(Source data)
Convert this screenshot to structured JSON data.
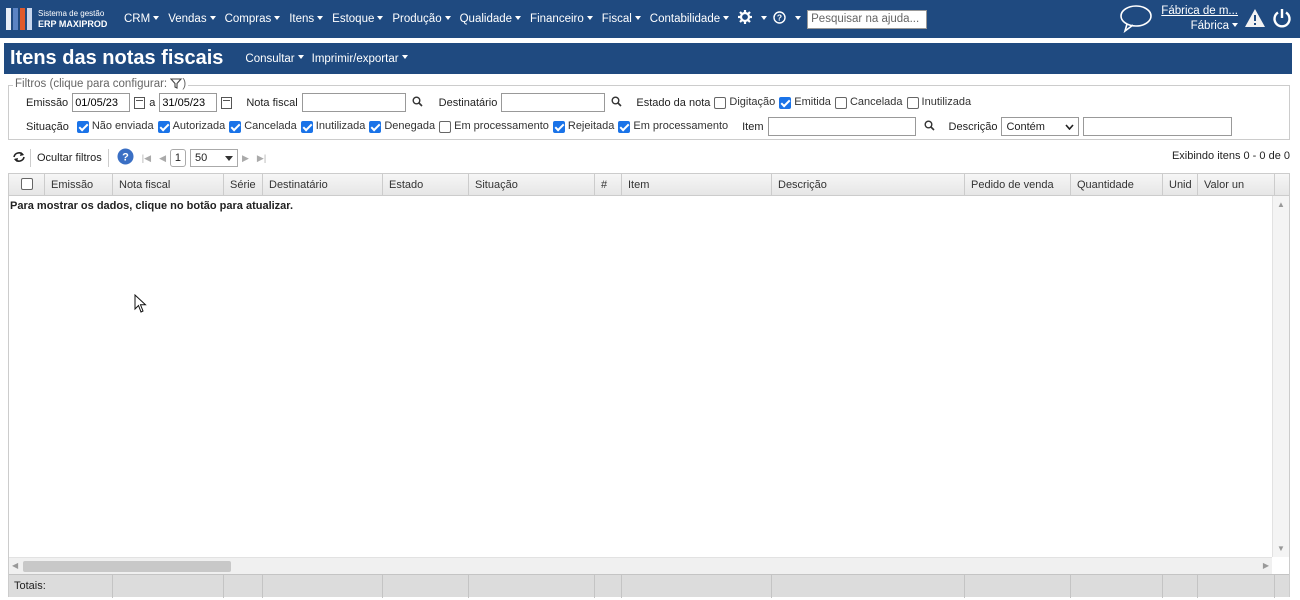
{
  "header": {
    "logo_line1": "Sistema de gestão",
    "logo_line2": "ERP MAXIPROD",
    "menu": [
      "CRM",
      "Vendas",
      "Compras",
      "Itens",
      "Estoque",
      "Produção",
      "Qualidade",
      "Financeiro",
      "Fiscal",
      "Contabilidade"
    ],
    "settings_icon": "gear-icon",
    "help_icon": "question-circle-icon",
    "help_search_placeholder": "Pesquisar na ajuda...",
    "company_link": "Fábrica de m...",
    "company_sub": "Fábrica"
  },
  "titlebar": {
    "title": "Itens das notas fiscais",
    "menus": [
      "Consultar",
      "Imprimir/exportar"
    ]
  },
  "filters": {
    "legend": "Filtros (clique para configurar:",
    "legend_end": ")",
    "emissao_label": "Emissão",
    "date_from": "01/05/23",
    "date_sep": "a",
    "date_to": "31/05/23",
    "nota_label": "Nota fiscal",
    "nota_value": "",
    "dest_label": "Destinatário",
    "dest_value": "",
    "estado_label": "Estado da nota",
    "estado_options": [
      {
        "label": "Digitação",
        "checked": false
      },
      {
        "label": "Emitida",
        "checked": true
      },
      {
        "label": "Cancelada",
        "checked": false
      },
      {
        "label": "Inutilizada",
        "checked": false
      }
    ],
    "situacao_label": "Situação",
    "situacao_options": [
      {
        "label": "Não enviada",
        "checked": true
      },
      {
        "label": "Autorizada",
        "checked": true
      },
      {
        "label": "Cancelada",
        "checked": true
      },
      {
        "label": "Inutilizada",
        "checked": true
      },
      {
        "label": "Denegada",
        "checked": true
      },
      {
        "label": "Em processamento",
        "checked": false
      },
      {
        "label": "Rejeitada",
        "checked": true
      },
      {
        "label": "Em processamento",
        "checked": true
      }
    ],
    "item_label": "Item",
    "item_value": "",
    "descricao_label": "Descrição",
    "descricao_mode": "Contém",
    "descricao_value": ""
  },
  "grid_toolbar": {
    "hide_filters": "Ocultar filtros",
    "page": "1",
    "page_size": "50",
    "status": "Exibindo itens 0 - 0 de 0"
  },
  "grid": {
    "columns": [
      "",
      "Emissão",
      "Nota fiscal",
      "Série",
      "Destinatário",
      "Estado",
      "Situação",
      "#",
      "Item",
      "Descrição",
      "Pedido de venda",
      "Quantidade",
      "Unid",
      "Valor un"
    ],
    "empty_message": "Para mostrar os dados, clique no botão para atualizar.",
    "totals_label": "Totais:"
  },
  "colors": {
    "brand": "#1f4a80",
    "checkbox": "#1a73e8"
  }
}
...
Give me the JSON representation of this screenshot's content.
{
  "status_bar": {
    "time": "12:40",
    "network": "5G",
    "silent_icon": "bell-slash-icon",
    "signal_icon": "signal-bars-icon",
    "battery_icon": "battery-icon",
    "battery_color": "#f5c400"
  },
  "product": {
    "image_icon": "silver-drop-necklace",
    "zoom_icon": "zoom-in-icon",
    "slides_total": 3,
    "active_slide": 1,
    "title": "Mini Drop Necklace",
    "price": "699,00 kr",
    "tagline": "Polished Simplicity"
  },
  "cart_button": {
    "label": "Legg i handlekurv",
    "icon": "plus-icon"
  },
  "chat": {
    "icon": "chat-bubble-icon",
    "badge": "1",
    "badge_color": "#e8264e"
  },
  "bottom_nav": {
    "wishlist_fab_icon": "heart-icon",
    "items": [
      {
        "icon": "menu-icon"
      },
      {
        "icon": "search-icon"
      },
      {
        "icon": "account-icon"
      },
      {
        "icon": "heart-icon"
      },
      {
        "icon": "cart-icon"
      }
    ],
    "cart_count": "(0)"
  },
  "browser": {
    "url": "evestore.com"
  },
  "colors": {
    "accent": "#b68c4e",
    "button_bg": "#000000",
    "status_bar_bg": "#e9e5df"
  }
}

* [Goal]: Looking at the material above, count the lines that hold "screenshot" and give the total alone.

* [Task solution]: 2